:: Work required ::
Gather all lines in the records below that include the word "Jaén".
--- begin Provided records ---
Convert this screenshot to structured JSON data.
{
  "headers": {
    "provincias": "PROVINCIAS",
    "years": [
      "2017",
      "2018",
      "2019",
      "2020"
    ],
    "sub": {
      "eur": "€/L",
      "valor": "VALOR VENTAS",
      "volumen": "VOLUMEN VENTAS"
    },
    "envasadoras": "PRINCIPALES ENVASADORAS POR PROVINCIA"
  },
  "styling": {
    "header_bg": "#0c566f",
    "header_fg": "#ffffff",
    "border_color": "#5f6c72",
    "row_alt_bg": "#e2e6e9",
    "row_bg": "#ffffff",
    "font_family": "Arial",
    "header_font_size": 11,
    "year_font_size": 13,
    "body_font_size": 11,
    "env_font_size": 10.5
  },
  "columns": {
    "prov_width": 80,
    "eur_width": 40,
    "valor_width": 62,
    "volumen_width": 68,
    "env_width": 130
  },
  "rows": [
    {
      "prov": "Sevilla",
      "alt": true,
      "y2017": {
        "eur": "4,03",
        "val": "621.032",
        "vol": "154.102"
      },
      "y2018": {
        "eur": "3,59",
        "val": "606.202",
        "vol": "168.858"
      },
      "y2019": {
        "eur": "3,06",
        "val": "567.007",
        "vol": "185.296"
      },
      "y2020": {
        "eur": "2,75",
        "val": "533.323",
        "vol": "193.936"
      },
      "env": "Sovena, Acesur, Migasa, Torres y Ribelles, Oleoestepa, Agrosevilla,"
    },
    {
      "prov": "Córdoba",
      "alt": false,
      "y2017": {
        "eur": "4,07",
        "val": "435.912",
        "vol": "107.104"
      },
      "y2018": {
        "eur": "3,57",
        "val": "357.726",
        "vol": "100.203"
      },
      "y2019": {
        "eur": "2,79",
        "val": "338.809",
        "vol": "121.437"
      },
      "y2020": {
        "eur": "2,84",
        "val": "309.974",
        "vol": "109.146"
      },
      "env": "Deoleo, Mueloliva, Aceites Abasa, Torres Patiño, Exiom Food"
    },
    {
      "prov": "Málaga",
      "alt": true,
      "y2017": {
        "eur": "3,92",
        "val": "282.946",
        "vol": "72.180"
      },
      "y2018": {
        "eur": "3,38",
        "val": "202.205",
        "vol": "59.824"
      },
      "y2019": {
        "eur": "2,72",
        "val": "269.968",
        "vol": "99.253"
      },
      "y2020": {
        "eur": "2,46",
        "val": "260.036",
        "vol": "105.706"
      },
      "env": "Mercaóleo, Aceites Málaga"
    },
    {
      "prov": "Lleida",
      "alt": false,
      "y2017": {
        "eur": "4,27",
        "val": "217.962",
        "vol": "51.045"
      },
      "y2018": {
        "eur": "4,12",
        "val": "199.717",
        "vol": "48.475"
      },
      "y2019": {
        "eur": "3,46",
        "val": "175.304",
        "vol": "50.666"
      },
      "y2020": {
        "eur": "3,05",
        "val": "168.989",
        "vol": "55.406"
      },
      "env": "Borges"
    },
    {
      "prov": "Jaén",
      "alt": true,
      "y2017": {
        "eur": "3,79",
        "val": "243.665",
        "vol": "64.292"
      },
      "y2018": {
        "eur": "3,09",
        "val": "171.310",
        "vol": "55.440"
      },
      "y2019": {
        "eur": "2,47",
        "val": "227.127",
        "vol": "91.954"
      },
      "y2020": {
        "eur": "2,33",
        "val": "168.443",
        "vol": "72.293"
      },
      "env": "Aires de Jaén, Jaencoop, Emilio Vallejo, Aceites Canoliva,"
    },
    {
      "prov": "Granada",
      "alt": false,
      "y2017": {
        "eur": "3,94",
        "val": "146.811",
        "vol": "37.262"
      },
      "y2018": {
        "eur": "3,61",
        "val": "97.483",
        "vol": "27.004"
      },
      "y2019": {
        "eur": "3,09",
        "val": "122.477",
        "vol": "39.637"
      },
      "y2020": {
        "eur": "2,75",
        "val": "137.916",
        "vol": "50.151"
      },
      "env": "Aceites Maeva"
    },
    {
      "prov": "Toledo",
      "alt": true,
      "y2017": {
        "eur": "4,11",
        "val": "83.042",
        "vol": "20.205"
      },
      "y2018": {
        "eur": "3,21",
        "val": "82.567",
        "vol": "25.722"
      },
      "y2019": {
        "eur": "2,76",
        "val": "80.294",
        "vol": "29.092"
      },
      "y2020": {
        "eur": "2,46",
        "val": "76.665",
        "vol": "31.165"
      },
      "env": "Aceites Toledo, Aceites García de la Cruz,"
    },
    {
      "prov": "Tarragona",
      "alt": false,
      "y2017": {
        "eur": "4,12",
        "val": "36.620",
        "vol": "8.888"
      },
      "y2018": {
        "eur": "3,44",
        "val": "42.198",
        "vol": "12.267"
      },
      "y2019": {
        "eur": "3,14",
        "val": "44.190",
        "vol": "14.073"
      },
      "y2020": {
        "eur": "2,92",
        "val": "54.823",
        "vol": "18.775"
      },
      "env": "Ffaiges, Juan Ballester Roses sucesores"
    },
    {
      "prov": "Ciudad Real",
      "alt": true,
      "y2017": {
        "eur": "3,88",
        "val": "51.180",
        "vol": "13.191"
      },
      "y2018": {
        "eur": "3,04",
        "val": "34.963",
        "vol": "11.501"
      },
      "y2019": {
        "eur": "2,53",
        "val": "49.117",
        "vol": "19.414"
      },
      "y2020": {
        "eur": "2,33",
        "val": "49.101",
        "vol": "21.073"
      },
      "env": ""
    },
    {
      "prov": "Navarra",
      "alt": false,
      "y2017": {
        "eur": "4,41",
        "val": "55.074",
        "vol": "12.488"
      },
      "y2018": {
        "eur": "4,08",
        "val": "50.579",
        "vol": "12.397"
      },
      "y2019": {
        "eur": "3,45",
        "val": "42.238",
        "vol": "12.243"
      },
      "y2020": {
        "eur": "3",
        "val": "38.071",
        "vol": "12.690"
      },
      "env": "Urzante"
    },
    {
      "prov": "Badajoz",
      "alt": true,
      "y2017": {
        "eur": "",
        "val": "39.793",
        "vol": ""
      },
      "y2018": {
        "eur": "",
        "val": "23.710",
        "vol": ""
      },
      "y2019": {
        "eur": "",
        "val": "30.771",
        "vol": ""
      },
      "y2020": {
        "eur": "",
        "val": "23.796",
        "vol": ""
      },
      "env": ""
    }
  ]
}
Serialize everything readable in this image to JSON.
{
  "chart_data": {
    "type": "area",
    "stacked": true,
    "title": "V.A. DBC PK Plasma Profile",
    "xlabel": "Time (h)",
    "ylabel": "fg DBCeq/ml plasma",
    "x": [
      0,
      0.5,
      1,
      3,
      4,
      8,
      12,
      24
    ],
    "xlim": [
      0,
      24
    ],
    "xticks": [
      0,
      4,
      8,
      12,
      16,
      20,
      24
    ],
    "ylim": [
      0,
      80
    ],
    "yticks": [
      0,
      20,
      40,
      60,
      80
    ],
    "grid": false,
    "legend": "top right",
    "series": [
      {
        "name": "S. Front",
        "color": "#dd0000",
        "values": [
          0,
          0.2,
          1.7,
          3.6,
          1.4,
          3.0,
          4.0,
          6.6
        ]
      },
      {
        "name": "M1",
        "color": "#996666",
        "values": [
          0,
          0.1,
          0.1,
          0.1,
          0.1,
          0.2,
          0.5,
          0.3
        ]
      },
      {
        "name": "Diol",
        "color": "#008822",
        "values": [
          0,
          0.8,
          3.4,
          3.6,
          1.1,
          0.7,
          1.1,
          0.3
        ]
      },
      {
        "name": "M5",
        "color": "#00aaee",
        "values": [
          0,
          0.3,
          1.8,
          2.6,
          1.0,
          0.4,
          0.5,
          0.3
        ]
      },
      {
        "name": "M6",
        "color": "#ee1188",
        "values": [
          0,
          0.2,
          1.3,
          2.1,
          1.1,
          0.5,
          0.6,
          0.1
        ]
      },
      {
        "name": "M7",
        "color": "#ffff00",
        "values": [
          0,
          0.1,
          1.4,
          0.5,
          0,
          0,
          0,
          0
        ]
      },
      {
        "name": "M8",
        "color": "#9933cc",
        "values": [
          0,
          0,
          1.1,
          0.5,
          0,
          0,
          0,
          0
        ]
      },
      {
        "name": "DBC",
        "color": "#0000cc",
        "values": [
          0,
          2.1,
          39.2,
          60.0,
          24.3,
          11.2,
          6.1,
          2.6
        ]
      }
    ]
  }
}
--- end Provided records ---
:: Solution below ::
      "prov": "Jaén",
      "env": "Aires de Jaén, Jaencoop, Emilio Vallejo, Aceites Canoliva,"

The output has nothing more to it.